> Data extract
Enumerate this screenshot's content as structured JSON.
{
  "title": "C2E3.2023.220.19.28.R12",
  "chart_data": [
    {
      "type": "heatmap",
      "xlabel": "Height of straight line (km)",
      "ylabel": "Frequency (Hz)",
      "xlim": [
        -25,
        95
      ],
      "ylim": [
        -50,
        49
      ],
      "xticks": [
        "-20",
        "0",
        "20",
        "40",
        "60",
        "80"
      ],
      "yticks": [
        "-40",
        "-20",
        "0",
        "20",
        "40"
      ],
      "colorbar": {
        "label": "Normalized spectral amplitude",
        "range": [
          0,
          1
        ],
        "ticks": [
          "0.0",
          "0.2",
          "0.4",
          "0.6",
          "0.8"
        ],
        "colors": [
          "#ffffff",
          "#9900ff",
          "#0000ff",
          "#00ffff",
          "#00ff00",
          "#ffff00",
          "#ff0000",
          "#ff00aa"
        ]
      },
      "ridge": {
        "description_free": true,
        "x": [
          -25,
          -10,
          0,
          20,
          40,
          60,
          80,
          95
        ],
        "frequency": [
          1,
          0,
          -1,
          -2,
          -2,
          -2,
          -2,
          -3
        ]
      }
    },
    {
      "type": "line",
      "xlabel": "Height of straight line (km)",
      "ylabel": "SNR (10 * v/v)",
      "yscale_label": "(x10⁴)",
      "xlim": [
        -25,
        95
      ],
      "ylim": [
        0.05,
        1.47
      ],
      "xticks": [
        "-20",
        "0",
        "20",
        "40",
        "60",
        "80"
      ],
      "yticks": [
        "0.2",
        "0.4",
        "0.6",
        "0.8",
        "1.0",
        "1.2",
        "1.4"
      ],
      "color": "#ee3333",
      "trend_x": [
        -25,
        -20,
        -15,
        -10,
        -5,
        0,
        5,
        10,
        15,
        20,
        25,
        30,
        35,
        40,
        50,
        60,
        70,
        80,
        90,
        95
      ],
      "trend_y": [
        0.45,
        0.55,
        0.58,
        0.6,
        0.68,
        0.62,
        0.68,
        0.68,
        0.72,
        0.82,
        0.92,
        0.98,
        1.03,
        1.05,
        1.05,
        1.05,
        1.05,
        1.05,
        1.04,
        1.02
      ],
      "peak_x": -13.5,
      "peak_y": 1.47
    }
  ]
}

> What you should do
Print all of the entries again, exactly as written.

> Answer to the task
Enumerate this screenshot's content as structured JSON.
{
  "title": "C2E3.2023.220.19.28.R12",
  "chart_data": [
    {
      "type": "heatmap",
      "xlabel": "Height of straight line (km)",
      "ylabel": "Frequency (Hz)",
      "xlim": [
        -25,
        95
      ],
      "ylim": [
        -50,
        49
      ],
      "xticks": [
        "-20",
        "0",
        "20",
        "40",
        "60",
        "80"
      ],
      "yticks": [
        "-40",
        "-20",
        "0",
        "20",
        "40"
      ],
      "colorbar": {
        "label": "Normalized spectral amplitude",
        "range": [
          0,
          1
        ],
        "ticks": [
          "0.0",
          "0.2",
          "0.4",
          "0.6",
          "0.8"
        ],
        "colors": [
          "#ffffff",
          "#9900ff",
          "#0000ff",
          "#00ffff",
          "#00ff00",
          "#ffff00",
          "#ff0000",
          "#ff00aa"
        ]
      },
      "ridge": {
        "description_free": true,
        "x": [
          -25,
          -10,
          0,
          20,
          40,
          60,
          80,
          95
        ],
        "frequency": [
          1,
          0,
          -1,
          -2,
          -2,
          -2,
          -2,
          -3
        ]
      }
    },
    {
      "type": "line",
      "xlabel": "Height of straight line (km)",
      "ylabel": "SNR (10 * v/v)",
      "yscale_label": "(x10⁴)",
      "xlim": [
        -25,
        95
      ],
      "ylim": [
        0.05,
        1.47
      ],
      "xticks": [
        "-20",
        "0",
        "20",
        "40",
        "60",
        "80"
      ],
      "yticks": [
        "0.2",
        "0.4",
        "0.6",
        "0.8",
        "1.0",
        "1.2",
        "1.4"
      ],
      "color": "#ee3333",
      "trend_x": [
        -25,
        -20,
        -15,
        -10,
        -5,
        0,
        5,
        10,
        15,
        20,
        25,
        30,
        35,
        40,
        50,
        60,
        70,
        80,
        90,
        95
      ],
      "trend_y": [
        0.45,
        0.55,
        0.58,
        0.6,
        0.68,
        0.62,
        0.68,
        0.68,
        0.72,
        0.82,
        0.92,
        0.98,
        1.03,
        1.05,
        1.05,
        1.05,
        1.05,
        1.05,
        1.04,
        1.02
      ],
      "peak_x": -13.5,
      "peak_y": 1.47
    }
  ]
}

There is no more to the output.